**Figure collection entries**:
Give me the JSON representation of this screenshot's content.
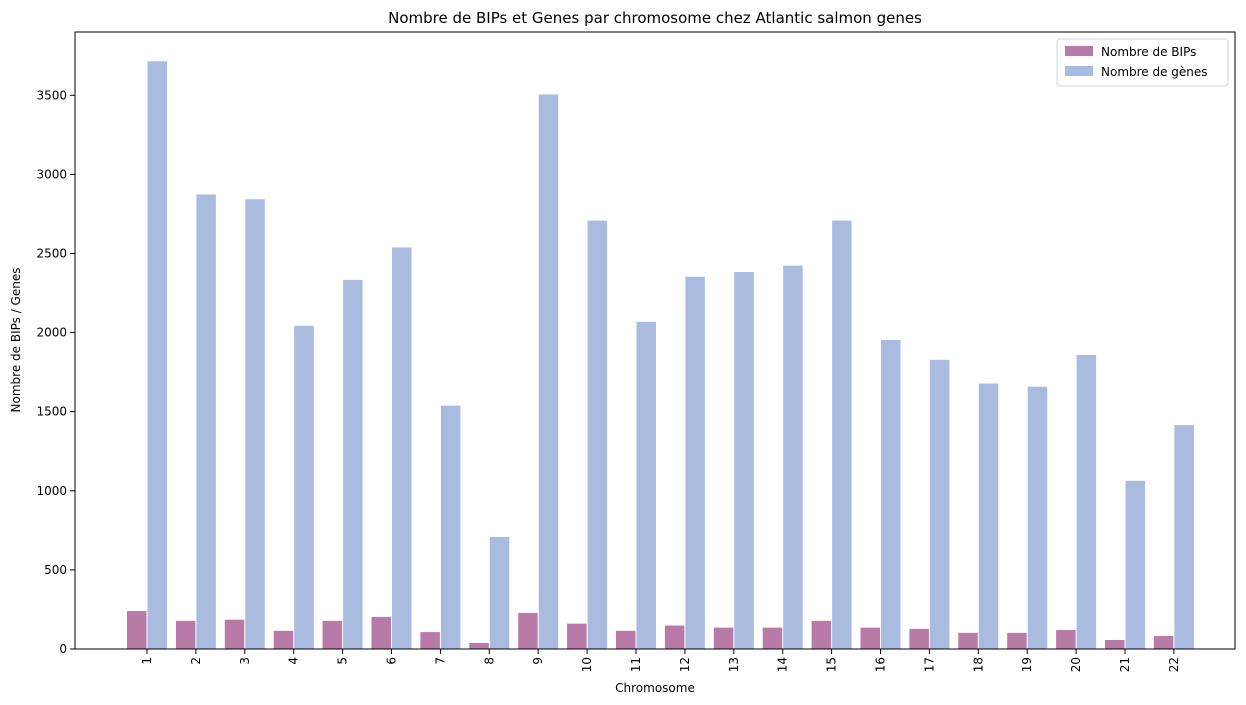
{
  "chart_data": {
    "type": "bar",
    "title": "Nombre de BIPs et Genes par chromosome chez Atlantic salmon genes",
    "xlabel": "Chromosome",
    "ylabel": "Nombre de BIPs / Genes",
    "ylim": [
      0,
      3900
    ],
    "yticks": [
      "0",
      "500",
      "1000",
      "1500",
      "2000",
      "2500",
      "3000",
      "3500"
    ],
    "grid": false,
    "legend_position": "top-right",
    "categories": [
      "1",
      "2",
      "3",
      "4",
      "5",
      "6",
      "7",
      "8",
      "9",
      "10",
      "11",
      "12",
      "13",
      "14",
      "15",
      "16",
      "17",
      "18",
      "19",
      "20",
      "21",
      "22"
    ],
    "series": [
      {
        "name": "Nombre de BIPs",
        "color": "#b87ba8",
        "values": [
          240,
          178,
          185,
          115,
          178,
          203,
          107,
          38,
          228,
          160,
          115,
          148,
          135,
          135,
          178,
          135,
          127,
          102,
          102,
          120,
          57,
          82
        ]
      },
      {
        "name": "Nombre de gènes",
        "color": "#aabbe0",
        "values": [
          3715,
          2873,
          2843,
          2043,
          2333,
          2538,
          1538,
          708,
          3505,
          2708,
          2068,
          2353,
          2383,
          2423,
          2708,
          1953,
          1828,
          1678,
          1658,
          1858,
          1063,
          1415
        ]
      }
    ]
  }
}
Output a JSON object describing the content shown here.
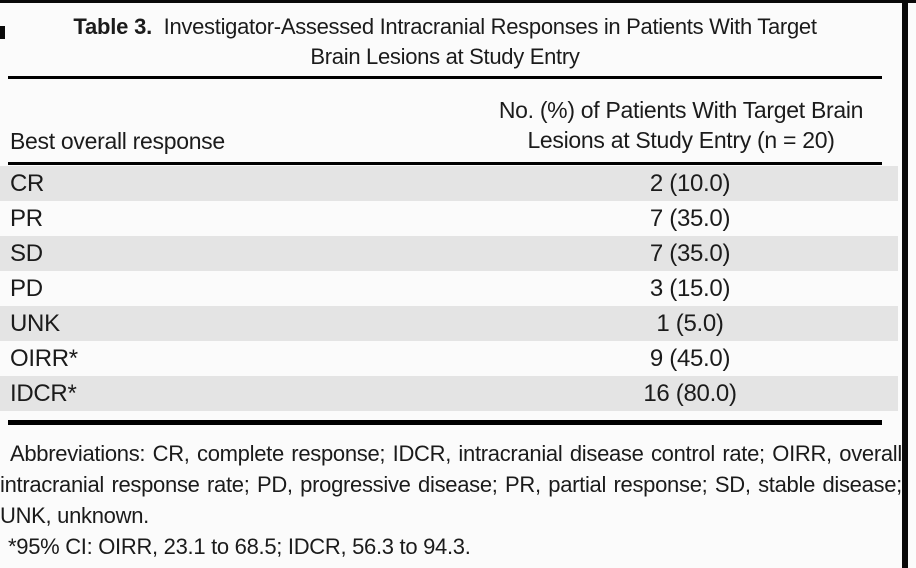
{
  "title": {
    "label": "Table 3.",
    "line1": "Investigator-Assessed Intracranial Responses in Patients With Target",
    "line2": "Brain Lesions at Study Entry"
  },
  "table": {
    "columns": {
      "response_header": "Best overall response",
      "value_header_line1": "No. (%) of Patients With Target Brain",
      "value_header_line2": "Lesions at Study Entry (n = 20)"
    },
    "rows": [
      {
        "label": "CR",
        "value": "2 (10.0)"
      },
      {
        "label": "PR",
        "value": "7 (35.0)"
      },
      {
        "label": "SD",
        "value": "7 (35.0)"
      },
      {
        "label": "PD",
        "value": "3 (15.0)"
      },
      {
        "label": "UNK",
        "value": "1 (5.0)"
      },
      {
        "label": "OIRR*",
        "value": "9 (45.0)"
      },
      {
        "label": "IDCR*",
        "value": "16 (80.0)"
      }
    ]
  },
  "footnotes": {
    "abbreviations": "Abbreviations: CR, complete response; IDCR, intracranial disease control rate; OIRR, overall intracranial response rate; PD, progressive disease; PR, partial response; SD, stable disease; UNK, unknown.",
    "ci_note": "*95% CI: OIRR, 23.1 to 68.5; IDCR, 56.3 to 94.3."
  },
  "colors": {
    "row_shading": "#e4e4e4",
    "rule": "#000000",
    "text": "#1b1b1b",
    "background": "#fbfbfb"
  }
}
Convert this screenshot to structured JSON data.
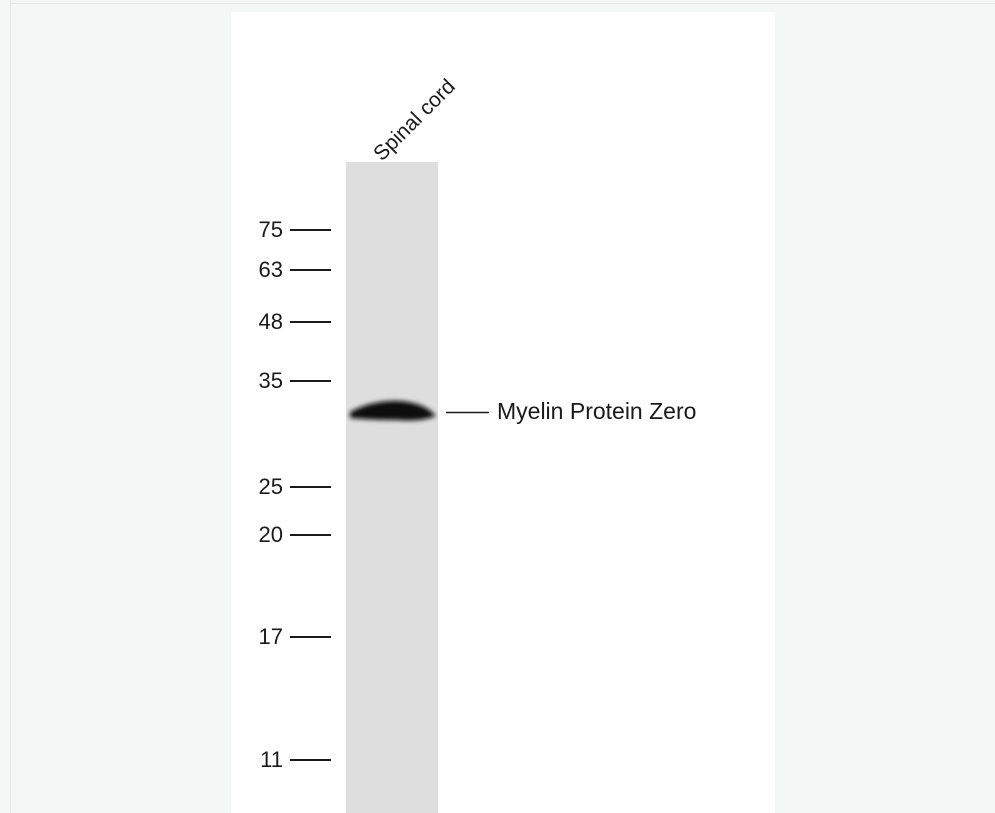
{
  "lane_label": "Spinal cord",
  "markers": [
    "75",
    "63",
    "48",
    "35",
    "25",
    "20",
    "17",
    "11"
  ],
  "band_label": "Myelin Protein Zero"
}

**Prompt**:
Your reply should give again exactly the lines from the one with "Output a JSON" through the last line of the data, with both ends included and pictures left out.

**Solution**:
Output a JSON object describing the content shown here.
{
  "title": {
    "label": "Table 3.",
    "line1": "Investigator-Assessed Intracranial Responses in Patients With Target",
    "line2": "Brain Lesions at Study Entry"
  },
  "table": {
    "columns": {
      "response_header": "Best overall response",
      "value_header_line1": "No. (%) of Patients With Target Brain",
      "value_header_line2": "Lesions at Study Entry (n = 20)"
    },
    "rows": [
      {
        "label": "CR",
        "value": "2 (10.0)"
      },
      {
        "label": "PR",
        "value": "7 (35.0)"
      },
      {
        "label": "SD",
        "value": "7 (35.0)"
      },
      {
        "label": "PD",
        "value": "3 (15.0)"
      },
      {
        "label": "UNK",
        "value": "1 (5.0)"
      },
      {
        "label": "OIRR*",
        "value": "9 (45.0)"
      },
      {
        "label": "IDCR*",
        "value": "16 (80.0)"
      }
    ]
  },
  "footnotes": {
    "abbreviations": "Abbreviations: CR, complete response; IDCR, intracranial disease control rate; OIRR, overall intracranial response rate; PD, progressive disease; PR, partial response; SD, stable disease; UNK, unknown.",
    "ci_note": "*95% CI: OIRR, 23.1 to 68.5; IDCR, 56.3 to 94.3."
  },
  "colors": {
    "row_shading": "#e4e4e4",
    "rule": "#000000",
    "text": "#1b1b1b",
    "background": "#fbfbfb"
  }
}
Convert this screenshot to structured JSON data.
{
  "lane_label": "Spinal cord",
  "markers": [
    "75",
    "63",
    "48",
    "35",
    "25",
    "20",
    "17",
    "11"
  ],
  "band_label": "Myelin Protein Zero"
}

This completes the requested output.